## Text
If the raster is not a neutral gray but has a tint, the color balance may need to be adjusted. See the section: Brightness and Screen Uniformity, Purity and Color Saturation.
Make sure you can actually set the brightness for total black (turn out the lights and check). If not, you will never have truly dark shadow areas in your display. Blacks will never be black and the display will always look a washed out. This may be adjustable internally.
However, inability or difficulty in adjusting for a totally or nearly black raster and vibrant bright display - or if the background brightness shifts as the picture content changes - may indicate a deficiency or defect in the black level retention circuitry. Since video signals are usually AC coupled, a clamping circuit is needed to set the black reference. If this does not work correctly or is poorly designed, the black level may shift depending on the picture content. Modern monitors should be nearly perfect in this regard. This problem is still seen in some cheap TVs, however.
Now set brightness to make the raster just disappear. Set the contrast control all the way up. Display a pure red (R) full intensity raster. The entire screen should be a pure, fairly uniform fully saturated red. There should not be any areas that are not pure red. Repeat with the other two primaries - green (G) and blue (B). Follow this up with tests of pairs of primaries resulting in yellow (R+G), cyan (G+B). and magenta (R+B). Again, these should result in pure vibrant colors.

## Dataset content
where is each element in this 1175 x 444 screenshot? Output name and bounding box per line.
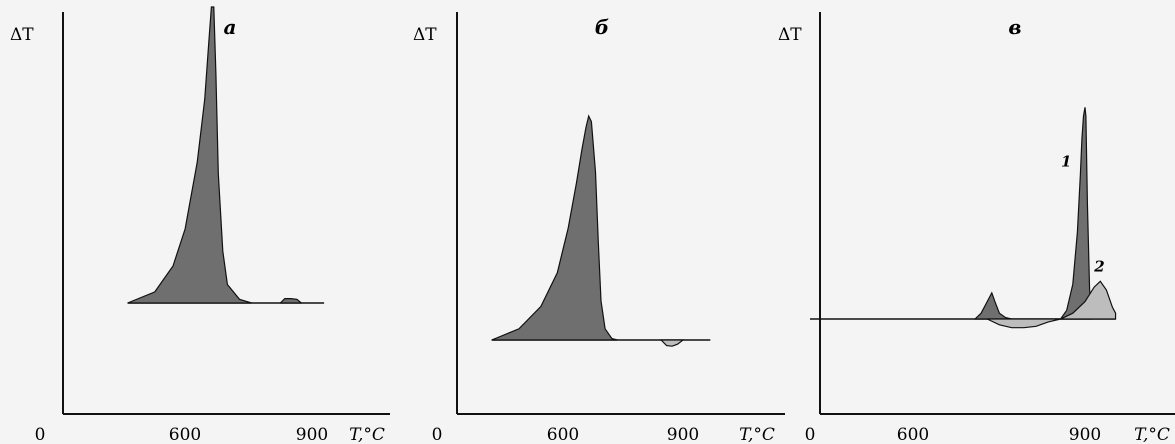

## Tasks to carry out
**a.** In the monitor adjustment text, what is the stated purpose of a clamping circuit?
**b.** Write the next part of the monitor adjustment text, picking up after its final sentence.

## Answers by task
**a.** It sets the black reference, which is needed because video signals are usually AC coupled.

**b.**
Finally, display a pure white full intensity screen. The raster should be pure white. There should be no patches of discoloration. It may be a warm white (somewhat redish) or a cool white (somewhat bluish) but not objectionably so. Some monitors permit this color 'temperature' to be adjusted by the user (e.g., NEC AccuColor models like the 4FG or 5FG). If the screen is noticeably colored and there are no user adjustments, then the internal video gain controls need attention - see the section: Brightness and Screen Uniformity, Purity and Color Saturation.
Note that the term 'vibrant' here is a subjective term but relates to the boldness, saturation, and, well, zappiness! However, this is affected both by the choice of spectral output of the primary color phosphors and to your perception. For a given CRT, the phosphors set the spectral characteristics of the display. Expensive studio monitors can be ordered with a specific CRT to suit the needs of the video standard. This is rarely an option with computer monitors. You probably do not have control over your visual perception (but do take off those autocompensating sun glasses!) In other words, your mileage may vary.
If any of these tests detect a problem, the color purity may need to be adjusted. (By you or by a professional as appropriate). A brand new monitor should not have purity problems unless it is near a source of magnetic fields like a loudspeaker or MRI scanner.
The pure white screen can also be used to evaluate the brightness uniformity of the CRT. Don't expect perfection. The actual quantitative measured brightness may vary quite a bit even with a high quality monitor. The corners and edges may be noticeably darker than the center even on the low deflection angle CRTs used in high performance monitors. With the high deflection angle CRTs in TVs and cheap monitors, this may be even worse.
However, local significantly darker or brighter areas could indicate defects in the CRT dot/slot mask or aperture grille or phosphor screen which should not be tolerated.
Should you see color or uniformity problems at full intensity, try turning down the contrast control. If the uniformity improves after a few seconds, the shadowmask in the CRT may be heating and deforming. This is not unusual with color monitors. One of the advantages of an InVar shadowmask is that it is less prone to these problems, however.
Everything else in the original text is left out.